▸ INFORMATION SHOWN
┄┄┄┄┄┄
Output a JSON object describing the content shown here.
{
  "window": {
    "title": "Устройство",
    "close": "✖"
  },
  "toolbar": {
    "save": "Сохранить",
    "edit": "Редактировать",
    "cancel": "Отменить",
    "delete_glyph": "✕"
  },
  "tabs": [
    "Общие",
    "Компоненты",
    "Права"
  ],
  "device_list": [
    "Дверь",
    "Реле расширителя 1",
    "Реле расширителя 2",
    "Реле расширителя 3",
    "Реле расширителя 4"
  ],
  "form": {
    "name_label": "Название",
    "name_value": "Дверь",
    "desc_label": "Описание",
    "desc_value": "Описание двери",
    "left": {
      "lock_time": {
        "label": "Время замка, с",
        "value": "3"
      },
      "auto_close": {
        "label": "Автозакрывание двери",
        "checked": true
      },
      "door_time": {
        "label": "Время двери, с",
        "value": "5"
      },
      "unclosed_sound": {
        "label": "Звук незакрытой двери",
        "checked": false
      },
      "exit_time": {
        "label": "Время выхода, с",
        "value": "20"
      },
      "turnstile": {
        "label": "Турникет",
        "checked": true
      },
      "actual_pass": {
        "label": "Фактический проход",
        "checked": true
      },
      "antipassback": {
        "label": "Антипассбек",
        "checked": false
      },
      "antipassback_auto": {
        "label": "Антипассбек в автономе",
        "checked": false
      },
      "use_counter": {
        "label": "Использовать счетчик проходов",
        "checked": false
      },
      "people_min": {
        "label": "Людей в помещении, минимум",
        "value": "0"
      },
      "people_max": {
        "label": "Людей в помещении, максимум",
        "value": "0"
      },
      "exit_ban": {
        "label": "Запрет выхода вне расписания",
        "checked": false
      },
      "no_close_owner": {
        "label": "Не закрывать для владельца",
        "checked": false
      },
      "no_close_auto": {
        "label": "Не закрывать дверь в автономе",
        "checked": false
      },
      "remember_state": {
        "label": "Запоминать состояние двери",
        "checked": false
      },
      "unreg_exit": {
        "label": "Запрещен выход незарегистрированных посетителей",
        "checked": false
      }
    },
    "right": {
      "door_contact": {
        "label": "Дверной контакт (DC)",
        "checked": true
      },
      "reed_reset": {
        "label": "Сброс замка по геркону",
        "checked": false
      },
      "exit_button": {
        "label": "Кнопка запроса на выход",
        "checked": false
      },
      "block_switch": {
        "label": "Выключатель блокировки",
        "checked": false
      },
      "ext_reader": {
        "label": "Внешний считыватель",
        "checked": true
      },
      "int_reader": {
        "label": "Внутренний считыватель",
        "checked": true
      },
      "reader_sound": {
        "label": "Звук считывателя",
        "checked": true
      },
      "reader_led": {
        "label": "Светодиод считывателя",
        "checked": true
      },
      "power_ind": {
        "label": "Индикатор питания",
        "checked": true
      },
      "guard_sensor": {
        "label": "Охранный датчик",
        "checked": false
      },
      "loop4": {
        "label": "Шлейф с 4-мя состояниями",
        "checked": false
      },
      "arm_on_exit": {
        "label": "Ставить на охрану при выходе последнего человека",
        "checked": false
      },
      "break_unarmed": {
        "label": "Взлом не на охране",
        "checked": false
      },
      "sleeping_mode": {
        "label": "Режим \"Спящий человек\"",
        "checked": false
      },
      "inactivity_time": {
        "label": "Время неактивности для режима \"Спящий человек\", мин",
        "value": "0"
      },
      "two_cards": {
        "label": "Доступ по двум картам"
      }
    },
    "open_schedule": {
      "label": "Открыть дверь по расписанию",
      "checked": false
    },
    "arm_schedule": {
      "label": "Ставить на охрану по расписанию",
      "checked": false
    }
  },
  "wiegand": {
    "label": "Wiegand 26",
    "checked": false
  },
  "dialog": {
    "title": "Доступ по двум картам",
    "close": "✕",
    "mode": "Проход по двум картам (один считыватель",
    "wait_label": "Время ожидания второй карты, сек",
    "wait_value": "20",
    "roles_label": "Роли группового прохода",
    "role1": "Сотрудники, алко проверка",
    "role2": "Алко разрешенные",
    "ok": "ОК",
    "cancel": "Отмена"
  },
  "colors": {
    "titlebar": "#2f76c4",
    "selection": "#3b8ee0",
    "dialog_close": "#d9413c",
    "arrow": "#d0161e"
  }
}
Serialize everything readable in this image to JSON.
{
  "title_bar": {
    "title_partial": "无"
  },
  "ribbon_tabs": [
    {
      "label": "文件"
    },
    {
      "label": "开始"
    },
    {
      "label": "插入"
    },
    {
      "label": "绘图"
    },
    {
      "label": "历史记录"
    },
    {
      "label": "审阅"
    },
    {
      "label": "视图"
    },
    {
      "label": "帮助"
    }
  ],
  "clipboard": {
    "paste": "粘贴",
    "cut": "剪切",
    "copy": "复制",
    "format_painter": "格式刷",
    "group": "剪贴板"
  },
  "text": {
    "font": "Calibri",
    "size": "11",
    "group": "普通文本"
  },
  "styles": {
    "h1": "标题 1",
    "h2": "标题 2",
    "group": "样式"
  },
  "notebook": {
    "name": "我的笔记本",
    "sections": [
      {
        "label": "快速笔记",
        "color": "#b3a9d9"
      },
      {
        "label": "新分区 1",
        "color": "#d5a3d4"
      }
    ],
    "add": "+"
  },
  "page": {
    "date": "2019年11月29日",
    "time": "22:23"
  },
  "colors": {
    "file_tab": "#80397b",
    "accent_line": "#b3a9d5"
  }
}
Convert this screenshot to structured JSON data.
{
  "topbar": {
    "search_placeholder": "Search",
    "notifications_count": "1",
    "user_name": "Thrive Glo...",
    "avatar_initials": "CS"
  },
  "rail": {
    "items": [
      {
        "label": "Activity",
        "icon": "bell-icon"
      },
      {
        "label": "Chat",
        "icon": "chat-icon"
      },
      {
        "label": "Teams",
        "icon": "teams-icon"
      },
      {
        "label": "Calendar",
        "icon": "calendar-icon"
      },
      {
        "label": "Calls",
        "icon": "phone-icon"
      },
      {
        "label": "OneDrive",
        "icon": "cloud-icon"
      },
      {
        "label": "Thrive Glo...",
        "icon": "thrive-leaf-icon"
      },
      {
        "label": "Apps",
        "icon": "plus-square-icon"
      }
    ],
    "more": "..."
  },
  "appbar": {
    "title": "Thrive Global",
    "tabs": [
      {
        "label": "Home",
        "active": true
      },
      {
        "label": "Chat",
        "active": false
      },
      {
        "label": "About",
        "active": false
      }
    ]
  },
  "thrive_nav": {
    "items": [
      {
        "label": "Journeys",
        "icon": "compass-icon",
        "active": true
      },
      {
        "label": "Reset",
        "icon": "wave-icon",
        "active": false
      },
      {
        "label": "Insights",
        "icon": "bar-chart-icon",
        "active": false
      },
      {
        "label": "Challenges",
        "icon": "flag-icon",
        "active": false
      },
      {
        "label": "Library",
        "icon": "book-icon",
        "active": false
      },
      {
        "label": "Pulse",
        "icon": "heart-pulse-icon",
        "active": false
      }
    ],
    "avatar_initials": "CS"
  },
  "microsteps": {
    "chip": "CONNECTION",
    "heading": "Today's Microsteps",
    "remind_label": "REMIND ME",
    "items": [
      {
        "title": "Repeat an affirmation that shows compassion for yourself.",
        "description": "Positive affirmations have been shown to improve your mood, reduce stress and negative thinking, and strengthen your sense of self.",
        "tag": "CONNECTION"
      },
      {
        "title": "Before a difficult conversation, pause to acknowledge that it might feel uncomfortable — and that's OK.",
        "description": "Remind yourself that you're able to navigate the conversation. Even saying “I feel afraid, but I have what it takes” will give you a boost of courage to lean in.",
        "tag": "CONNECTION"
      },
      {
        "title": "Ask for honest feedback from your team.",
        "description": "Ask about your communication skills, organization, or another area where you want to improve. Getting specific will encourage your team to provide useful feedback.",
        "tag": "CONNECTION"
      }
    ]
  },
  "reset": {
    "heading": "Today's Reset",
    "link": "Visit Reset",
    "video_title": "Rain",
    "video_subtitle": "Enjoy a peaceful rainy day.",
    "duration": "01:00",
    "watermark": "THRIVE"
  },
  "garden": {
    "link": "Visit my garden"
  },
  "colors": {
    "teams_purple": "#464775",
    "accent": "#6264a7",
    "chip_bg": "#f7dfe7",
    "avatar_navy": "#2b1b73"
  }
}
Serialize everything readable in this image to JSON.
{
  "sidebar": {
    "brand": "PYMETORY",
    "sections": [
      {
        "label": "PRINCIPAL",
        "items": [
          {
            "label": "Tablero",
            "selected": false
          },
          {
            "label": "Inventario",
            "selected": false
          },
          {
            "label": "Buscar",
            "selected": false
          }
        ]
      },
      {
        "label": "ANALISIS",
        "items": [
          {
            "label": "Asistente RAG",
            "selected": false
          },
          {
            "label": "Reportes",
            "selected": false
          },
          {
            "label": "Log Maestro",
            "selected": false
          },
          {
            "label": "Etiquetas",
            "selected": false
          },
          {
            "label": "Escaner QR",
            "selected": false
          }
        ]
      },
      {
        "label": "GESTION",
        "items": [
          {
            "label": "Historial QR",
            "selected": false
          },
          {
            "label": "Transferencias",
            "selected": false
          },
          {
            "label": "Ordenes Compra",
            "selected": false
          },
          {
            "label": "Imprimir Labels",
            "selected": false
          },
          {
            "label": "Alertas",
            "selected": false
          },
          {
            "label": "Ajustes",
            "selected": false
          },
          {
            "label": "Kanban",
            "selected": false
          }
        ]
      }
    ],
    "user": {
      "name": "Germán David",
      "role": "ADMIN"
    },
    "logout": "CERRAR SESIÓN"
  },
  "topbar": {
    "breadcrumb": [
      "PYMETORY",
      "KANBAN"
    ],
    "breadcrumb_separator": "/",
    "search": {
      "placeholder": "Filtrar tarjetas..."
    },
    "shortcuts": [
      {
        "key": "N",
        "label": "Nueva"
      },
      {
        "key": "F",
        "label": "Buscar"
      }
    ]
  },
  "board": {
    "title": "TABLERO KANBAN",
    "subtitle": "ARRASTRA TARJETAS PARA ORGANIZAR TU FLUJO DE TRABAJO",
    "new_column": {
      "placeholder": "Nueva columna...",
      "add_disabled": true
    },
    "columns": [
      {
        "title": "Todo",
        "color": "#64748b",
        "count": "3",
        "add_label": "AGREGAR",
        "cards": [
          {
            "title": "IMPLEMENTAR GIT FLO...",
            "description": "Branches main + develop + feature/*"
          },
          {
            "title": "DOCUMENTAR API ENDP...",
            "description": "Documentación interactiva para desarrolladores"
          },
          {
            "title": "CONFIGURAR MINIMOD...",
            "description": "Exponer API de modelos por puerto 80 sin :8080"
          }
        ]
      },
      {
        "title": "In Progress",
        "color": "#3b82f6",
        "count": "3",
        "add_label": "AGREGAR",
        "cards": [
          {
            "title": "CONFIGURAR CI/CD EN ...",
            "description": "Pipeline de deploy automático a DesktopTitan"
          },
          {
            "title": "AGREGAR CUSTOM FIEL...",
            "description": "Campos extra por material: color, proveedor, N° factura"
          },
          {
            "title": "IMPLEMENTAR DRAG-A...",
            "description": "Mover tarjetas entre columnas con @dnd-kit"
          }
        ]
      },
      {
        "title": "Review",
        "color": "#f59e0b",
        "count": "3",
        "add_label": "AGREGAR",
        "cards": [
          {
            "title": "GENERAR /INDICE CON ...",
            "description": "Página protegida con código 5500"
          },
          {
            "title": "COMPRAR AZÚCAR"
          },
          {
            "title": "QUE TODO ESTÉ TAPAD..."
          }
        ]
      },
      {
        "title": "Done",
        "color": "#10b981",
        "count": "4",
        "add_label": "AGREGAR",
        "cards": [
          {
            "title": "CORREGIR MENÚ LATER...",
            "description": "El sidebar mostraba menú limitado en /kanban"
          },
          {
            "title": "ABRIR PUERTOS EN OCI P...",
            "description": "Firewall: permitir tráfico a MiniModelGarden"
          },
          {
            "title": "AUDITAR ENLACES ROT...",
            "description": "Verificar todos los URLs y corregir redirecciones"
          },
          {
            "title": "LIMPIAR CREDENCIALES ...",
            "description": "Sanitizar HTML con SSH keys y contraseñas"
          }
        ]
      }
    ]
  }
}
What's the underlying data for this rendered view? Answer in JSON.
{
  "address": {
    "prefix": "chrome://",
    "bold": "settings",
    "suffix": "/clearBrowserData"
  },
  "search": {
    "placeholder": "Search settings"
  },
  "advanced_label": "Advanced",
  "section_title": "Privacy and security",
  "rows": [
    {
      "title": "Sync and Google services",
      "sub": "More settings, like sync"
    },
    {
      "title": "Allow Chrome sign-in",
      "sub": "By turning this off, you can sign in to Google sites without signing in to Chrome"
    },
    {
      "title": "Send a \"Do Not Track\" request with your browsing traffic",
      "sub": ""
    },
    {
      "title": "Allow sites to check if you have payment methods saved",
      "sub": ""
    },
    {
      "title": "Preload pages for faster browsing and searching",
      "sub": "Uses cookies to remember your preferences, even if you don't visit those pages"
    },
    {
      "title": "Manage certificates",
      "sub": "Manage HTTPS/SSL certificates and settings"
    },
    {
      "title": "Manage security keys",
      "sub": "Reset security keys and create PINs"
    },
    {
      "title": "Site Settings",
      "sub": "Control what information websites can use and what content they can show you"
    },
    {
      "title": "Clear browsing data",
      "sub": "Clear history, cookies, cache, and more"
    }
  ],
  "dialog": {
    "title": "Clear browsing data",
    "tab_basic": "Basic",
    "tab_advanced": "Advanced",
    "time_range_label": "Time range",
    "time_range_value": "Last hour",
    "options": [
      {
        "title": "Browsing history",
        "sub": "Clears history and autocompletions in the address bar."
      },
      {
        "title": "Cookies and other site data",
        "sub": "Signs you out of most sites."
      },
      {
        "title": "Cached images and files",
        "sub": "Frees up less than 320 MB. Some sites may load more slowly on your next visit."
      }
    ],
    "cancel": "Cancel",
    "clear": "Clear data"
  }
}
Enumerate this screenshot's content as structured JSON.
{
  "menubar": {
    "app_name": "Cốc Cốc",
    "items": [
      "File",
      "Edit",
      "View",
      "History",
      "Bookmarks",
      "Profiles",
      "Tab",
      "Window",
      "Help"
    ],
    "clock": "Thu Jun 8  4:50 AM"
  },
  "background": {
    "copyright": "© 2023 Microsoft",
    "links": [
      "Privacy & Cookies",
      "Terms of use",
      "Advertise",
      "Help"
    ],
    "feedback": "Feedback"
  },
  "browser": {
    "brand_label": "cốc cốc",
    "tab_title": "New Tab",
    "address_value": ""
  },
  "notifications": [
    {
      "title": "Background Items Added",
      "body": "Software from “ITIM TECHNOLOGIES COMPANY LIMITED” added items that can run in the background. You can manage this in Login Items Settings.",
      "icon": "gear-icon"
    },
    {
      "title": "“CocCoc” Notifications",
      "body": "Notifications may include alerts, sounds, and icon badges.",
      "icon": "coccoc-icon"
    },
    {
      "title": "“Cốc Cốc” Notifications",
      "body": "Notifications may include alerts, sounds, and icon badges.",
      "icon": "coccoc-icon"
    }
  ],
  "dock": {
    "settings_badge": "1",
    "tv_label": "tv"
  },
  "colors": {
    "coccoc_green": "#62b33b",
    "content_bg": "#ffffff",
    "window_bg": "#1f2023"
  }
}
┄┄┄┄┄┄
Report how many lines of the entries hold the string "Ставить". Provide the number alone.

2